■ Written request
Extract the complete listing and output it unchanged.
** START OF Material for the task **
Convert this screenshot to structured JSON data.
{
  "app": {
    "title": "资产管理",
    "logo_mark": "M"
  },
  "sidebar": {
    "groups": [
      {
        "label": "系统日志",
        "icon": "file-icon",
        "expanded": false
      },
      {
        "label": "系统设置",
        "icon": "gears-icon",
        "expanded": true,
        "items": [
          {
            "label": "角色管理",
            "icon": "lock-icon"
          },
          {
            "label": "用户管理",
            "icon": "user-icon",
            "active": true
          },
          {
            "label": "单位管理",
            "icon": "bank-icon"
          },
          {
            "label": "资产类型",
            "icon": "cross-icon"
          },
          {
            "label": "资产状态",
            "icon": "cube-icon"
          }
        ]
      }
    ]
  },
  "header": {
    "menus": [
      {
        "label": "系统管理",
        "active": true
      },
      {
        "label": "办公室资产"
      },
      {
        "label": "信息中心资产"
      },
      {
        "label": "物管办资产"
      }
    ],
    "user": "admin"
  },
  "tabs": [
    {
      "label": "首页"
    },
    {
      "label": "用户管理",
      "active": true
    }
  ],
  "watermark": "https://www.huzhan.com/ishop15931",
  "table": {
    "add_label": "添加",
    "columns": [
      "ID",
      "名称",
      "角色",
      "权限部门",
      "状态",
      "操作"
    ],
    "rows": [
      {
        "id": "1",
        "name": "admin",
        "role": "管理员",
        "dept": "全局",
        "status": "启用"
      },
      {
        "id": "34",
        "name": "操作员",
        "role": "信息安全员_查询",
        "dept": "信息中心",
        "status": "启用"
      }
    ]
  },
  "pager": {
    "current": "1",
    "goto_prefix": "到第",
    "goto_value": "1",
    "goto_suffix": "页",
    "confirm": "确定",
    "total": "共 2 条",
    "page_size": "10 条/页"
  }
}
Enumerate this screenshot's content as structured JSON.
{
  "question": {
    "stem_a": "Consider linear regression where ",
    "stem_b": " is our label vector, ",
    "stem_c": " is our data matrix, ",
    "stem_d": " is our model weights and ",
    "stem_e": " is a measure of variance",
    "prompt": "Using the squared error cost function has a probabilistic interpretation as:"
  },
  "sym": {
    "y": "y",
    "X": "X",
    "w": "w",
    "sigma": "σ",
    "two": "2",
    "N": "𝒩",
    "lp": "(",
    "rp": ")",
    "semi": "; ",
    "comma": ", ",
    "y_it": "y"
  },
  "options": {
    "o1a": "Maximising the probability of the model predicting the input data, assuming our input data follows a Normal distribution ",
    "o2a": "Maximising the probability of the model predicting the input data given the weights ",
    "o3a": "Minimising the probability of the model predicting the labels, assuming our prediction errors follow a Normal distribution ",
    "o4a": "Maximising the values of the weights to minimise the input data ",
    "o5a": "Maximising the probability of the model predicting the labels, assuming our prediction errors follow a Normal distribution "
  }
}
** END OF Material for the task **
■ Worked solution
Convert this screenshot to structured JSON data.
{
  "app": {
    "title": "资产管理",
    "logo_mark": "M"
  },
  "sidebar": {
    "groups": [
      {
        "label": "系统日志",
        "icon": "file-icon",
        "expanded": false
      },
      {
        "label": "系统设置",
        "icon": "gears-icon",
        "expanded": true,
        "items": [
          {
            "label": "角色管理",
            "icon": "lock-icon"
          },
          {
            "label": "用户管理",
            "icon": "user-icon",
            "active": true
          },
          {
            "label": "单位管理",
            "icon": "bank-icon"
          },
          {
            "label": "资产类型",
            "icon": "cross-icon"
          },
          {
            "label": "资产状态",
            "icon": "cube-icon"
          }
        ]
      }
    ]
  },
  "header": {
    "menus": [
      {
        "label": "系统管理",
        "active": true
      },
      {
        "label": "办公室资产"
      },
      {
        "label": "信息中心资产"
      },
      {
        "label": "物管办资产"
      }
    ],
    "user": "admin"
  },
  "tabs": [
    {
      "label": "首页"
    },
    {
      "label": "用户管理",
      "active": true
    }
  ],
  "watermark": "https://www.huzhan.com/ishop15931",
  "table": {
    "add_label": "添加",
    "columns": [
      "ID",
      "名称",
      "角色",
      "权限部门",
      "状态",
      "操作"
    ],
    "rows": [
      {
        "id": "1",
        "name": "admin",
        "role": "管理员",
        "dept": "全局",
        "status": "启用"
      },
      {
        "id": "34",
        "name": "操作员",
        "role": "信息安全员_查询",
        "dept": "信息中心",
        "status": "启用"
      }
    ]
  },
  "pager": {
    "current": "1",
    "goto_prefix": "到第",
    "goto_value": "1",
    "goto_suffix": "页",
    "confirm": "确定",
    "total": "共 2 条",
    "page_size": "10 条/页"
  }
}
Enumerate this screenshot's content as structured JSON.
{
  "question": {
    "stem_a": "Consider linear regression where ",
    "stem_b": " is our label vector, ",
    "stem_c": " is our data matrix, ",
    "stem_d": " is our model weights and ",
    "stem_e": " is a measure of variance",
    "prompt": "Using the squared error cost function has a probabilistic interpretation as:"
  },
  "sym": {
    "y": "y",
    "X": "X",
    "w": "w",
    "sigma": "σ",
    "two": "2",
    "N": "𝒩",
    "lp": "(",
    "rp": ")",
    "semi": "; ",
    "comma": ", ",
    "y_it": "y"
  },
  "options": {
    "o1a": "Maximising the probability of the model predicting the input data, assuming our input data follows a Normal distribution ",
    "o2a": "Maximising the probability of the model predicting the input data given the weights ",
    "o3a": "Minimising the probability of the model predicting the labels, assuming our prediction errors follow a Normal distribution ",
    "o4a": "Maximising the values of the weights to minimise the input data ",
    "o5a": "Maximising the probability of the model predicting the labels, assuming our prediction errors follow a Normal distribution "
  }
}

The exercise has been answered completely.